## PROMPT
Copy the material that follows word for word and omit its pictures.

* START *

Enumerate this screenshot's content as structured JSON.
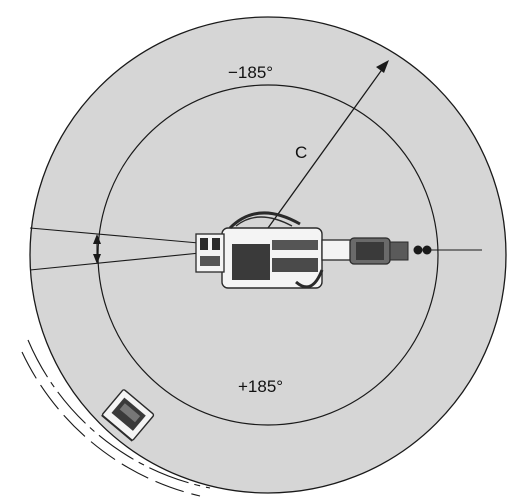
{
  "labels": {
    "minus_angle": "−185°",
    "plus_angle": "+185°",
    "radius": "C"
  },
  "colors": {
    "envelope_fill": "#d6d6d6",
    "line": "#1a1a1a",
    "robot_dark": "#2a2a2a",
    "robot_light": "#f4f4f4"
  },
  "icons": {
    "robot": "industrial-robot-top-view",
    "controller": "controller-cabinet-top-view"
  }
}
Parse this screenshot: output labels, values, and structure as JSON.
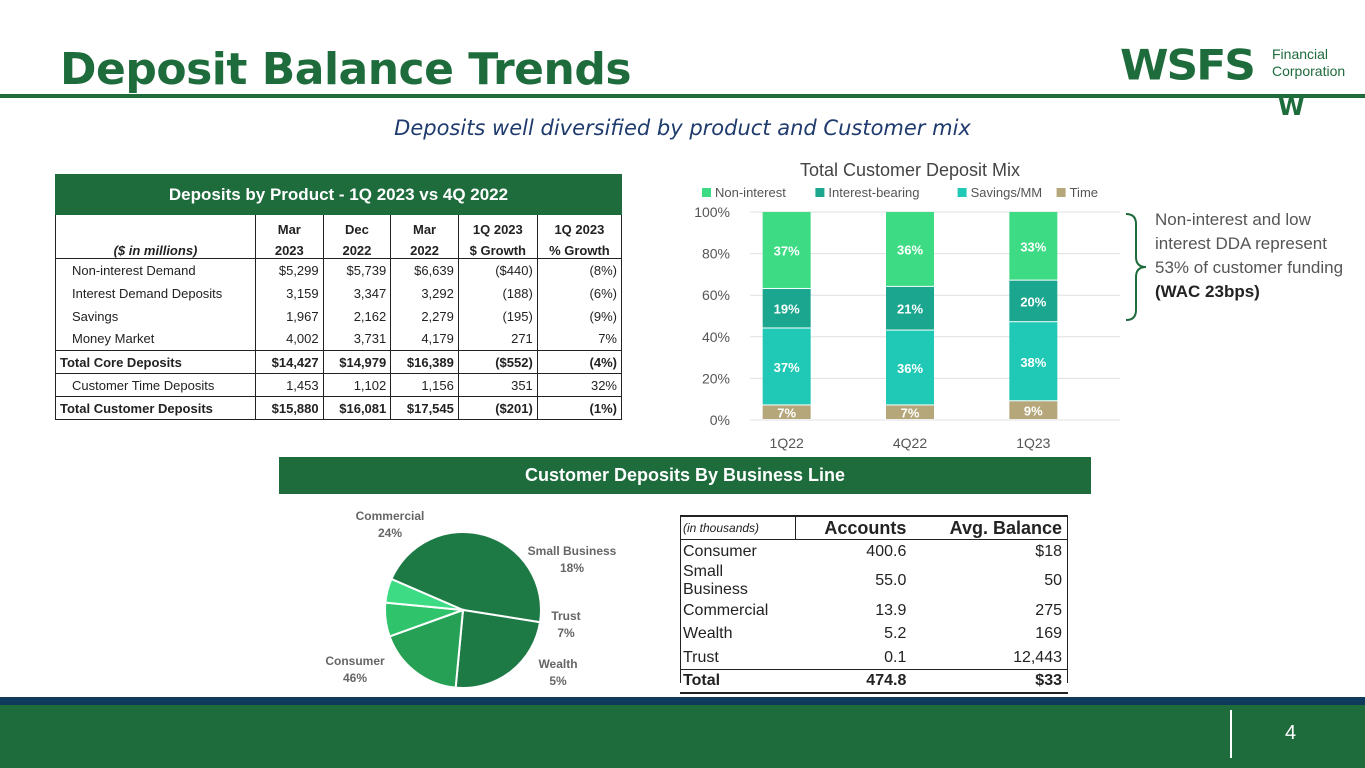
{
  "title": "Deposit Balance Trends",
  "subtitle": "Deposits well diversified by product and Customer mix",
  "logo": {
    "main": "WSFS",
    "line1": "Financial",
    "line2": "Corporation",
    "mark": "W"
  },
  "product_table": {
    "title": "Deposits by Product - 1Q 2023 vs 4Q 2022",
    "unit_label": "($ in millions)",
    "col_top": [
      "Mar",
      "Dec",
      "Mar",
      "1Q 2023",
      "1Q 2023"
    ],
    "col_bottom": [
      "2023",
      "2022",
      "2022",
      "$ Growth",
      "% Growth"
    ],
    "rows": [
      {
        "label": "Non-interest Demand",
        "values": [
          "$5,299",
          "$5,739",
          "$6,639",
          "($440)",
          "(8%)"
        ]
      },
      {
        "label": "Interest Demand Deposits",
        "values": [
          "3,159",
          "3,347",
          "3,292",
          "(188)",
          "(6%)"
        ]
      },
      {
        "label": "Savings",
        "values": [
          "1,967",
          "2,162",
          "2,279",
          "(195)",
          "(9%)"
        ]
      },
      {
        "label": "Money Market",
        "values": [
          "4,002",
          "3,731",
          "4,179",
          "271",
          "7%"
        ]
      },
      {
        "label": "Total Core Deposits",
        "values": [
          "$14,427",
          "$14,979",
          "$16,389",
          "($552)",
          "(4%)"
        ]
      },
      {
        "label": "Customer Time Deposits",
        "values": [
          "1,453",
          "1,102",
          "1,156",
          "351",
          "32%"
        ]
      },
      {
        "label": "Total Customer Deposits",
        "values": [
          "$15,880",
          "$16,081",
          "$17,545",
          "($201)",
          "(1%)"
        ]
      }
    ]
  },
  "note": {
    "text": "Non-interest and low interest DDA represent 53% of customer funding",
    "bold": "(WAC 23bps)"
  },
  "business_line": {
    "title": "Customer Deposits By Business Line",
    "table": {
      "unit_label": "(in thousands)",
      "headers": [
        "Accounts",
        "Avg. Balance"
      ],
      "rows": [
        {
          "label": "Consumer",
          "accounts": "400.6",
          "avg": "$18"
        },
        {
          "label": "Small Business",
          "accounts": "55.0",
          "avg": "50"
        },
        {
          "label": "Commercial",
          "accounts": "13.9",
          "avg": "275"
        },
        {
          "label": "Wealth",
          "accounts": "5.2",
          "avg": "169"
        },
        {
          "label": "Trust",
          "accounts": "0.1",
          "avg": "12,443"
        }
      ],
      "total": {
        "label": "Total",
        "accounts": "474.8",
        "avg": "$33"
      }
    }
  },
  "page_number": "4",
  "colors": {
    "green": "#1e6b3c",
    "noninterest": "#3ddc84",
    "interest": "#1aa68f",
    "savings": "#20c9b6",
    "time": "#b5a77a"
  },
  "chart_data": [
    {
      "type": "bar",
      "stacked": true,
      "title": "Total Customer Deposit Mix",
      "categories": [
        "1Q22",
        "4Q22",
        "1Q23"
      ],
      "series": [
        {
          "name": "Time",
          "values": [
            7,
            7,
            9
          ],
          "labels": [
            "7%",
            "7%",
            "9%"
          ]
        },
        {
          "name": "Savings/MM",
          "values": [
            37,
            36,
            38
          ],
          "labels": [
            "37%",
            "36%",
            "38%"
          ]
        },
        {
          "name": "Interest-bearing",
          "values": [
            19,
            21,
            20
          ],
          "labels": [
            "19%",
            "21%",
            "20%"
          ]
        },
        {
          "name": "Non-interest",
          "values": [
            37,
            36,
            33
          ],
          "labels": [
            "37%",
            "36%",
            "33%"
          ]
        }
      ],
      "legend": [
        "Non-interest",
        "Interest-bearing",
        "Savings/MM",
        "Time"
      ],
      "yticks": [
        "0%",
        "20%",
        "40%",
        "60%",
        "80%",
        "100%"
      ],
      "ylim": [
        0,
        100
      ],
      "legend_position": "top"
    },
    {
      "type": "pie",
      "slices": [
        {
          "name": "Consumer",
          "value": 46,
          "label": "46%"
        },
        {
          "name": "Commercial",
          "value": 24,
          "label": "24%"
        },
        {
          "name": "Small Business",
          "value": 18,
          "label": "18%"
        },
        {
          "name": "Trust",
          "value": 7,
          "label": "7%"
        },
        {
          "name": "Wealth",
          "value": 5,
          "label": "5%"
        }
      ]
    }
  ]
}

* END *

## OUTPUT OF THE TASK
Enumerate this screenshot's content as structured JSON.
{
  "labels": {
    "minus_angle": "−185°",
    "plus_angle": "+185°",
    "radius": "C"
  },
  "colors": {
    "envelope_fill": "#d6d6d6",
    "line": "#1a1a1a",
    "robot_dark": "#2a2a2a",
    "robot_light": "#f4f4f4"
  },
  "icons": {
    "robot": "industrial-robot-top-view",
    "controller": "controller-cabinet-top-view"
  }
}
Parse this screenshot: output labels, values, and structure as JSON.
{
  "title": "Deposit Balance Trends",
  "subtitle": "Deposits well diversified by product and Customer mix",
  "logo": {
    "main": "WSFS",
    "line1": "Financial",
    "line2": "Corporation",
    "mark": "W"
  },
  "product_table": {
    "title": "Deposits by Product - 1Q 2023 vs 4Q 2022",
    "unit_label": "($ in millions)",
    "col_top": [
      "Mar",
      "Dec",
      "Mar",
      "1Q 2023",
      "1Q 2023"
    ],
    "col_bottom": [
      "2023",
      "2022",
      "2022",
      "$ Growth",
      "% Growth"
    ],
    "rows": [
      {
        "label": "Non-interest Demand",
        "values": [
          "$5,299",
          "$5,739",
          "$6,639",
          "($440)",
          "(8%)"
        ]
      },
      {
        "label": "Interest Demand Deposits",
        "values": [
          "3,159",
          "3,347",
          "3,292",
          "(188)",
          "(6%)"
        ]
      },
      {
        "label": "Savings",
        "values": [
          "1,967",
          "2,162",
          "2,279",
          "(195)",
          "(9%)"
        ]
      },
      {
        "label": "Money Market",
        "values": [
          "4,002",
          "3,731",
          "4,179",
          "271",
          "7%"
        ]
      },
      {
        "label": "Total Core Deposits",
        "values": [
          "$14,427",
          "$14,979",
          "$16,389",
          "($552)",
          "(4%)"
        ]
      },
      {
        "label": "Customer Time Deposits",
        "values": [
          "1,453",
          "1,102",
          "1,156",
          "351",
          "32%"
        ]
      },
      {
        "label": "Total Customer Deposits",
        "values": [
          "$15,880",
          "$16,081",
          "$17,545",
          "($201)",
          "(1%)"
        ]
      }
    ]
  },
  "note": {
    "text": "Non-interest and low interest DDA represent 53% of customer funding",
    "bold": "(WAC 23bps)"
  },
  "business_line": {
    "title": "Customer Deposits By Business Line",
    "table": {
      "unit_label": "(in thousands)",
      "headers": [
        "Accounts",
        "Avg. Balance"
      ],
      "rows": [
        {
          "label": "Consumer",
          "accounts": "400.6",
          "avg": "$18"
        },
        {
          "label": "Small Business",
          "accounts": "55.0",
          "avg": "50"
        },
        {
          "label": "Commercial",
          "accounts": "13.9",
          "avg": "275"
        },
        {
          "label": "Wealth",
          "accounts": "5.2",
          "avg": "169"
        },
        {
          "label": "Trust",
          "accounts": "0.1",
          "avg": "12,443"
        }
      ],
      "total": {
        "label": "Total",
        "accounts": "474.8",
        "avg": "$33"
      }
    }
  },
  "page_number": "4",
  "colors": {
    "green": "#1e6b3c",
    "noninterest": "#3ddc84",
    "interest": "#1aa68f",
    "savings": "#20c9b6",
    "time": "#b5a77a"
  },
  "chart_data": [
    {
      "type": "bar",
      "stacked": true,
      "title": "Total Customer Deposit Mix",
      "categories": [
        "1Q22",
        "4Q22",
        "1Q23"
      ],
      "series": [
        {
          "name": "Time",
          "values": [
            7,
            7,
            9
          ],
          "labels": [
            "7%",
            "7%",
            "9%"
          ]
        },
        {
          "name": "Savings/MM",
          "values": [
            37,
            36,
            38
          ],
          "labels": [
            "37%",
            "36%",
            "38%"
          ]
        },
        {
          "name": "Interest-bearing",
          "values": [
            19,
            21,
            20
          ],
          "labels": [
            "19%",
            "21%",
            "20%"
          ]
        },
        {
          "name": "Non-interest",
          "values": [
            37,
            36,
            33
          ],
          "labels": [
            "37%",
            "36%",
            "33%"
          ]
        }
      ],
      "legend": [
        "Non-interest",
        "Interest-bearing",
        "Savings/MM",
        "Time"
      ],
      "yticks": [
        "0%",
        "20%",
        "40%",
        "60%",
        "80%",
        "100%"
      ],
      "ylim": [
        0,
        100
      ],
      "legend_position": "top"
    },
    {
      "type": "pie",
      "slices": [
        {
          "name": "Consumer",
          "value": 46,
          "label": "46%"
        },
        {
          "name": "Commercial",
          "value": 24,
          "label": "24%"
        },
        {
          "name": "Small Business",
          "value": 18,
          "label": "18%"
        },
        {
          "name": "Trust",
          "value": 7,
          "label": "7%"
        },
        {
          "name": "Wealth",
          "value": 5,
          "label": "5%"
        }
      ]
    }
  ]
}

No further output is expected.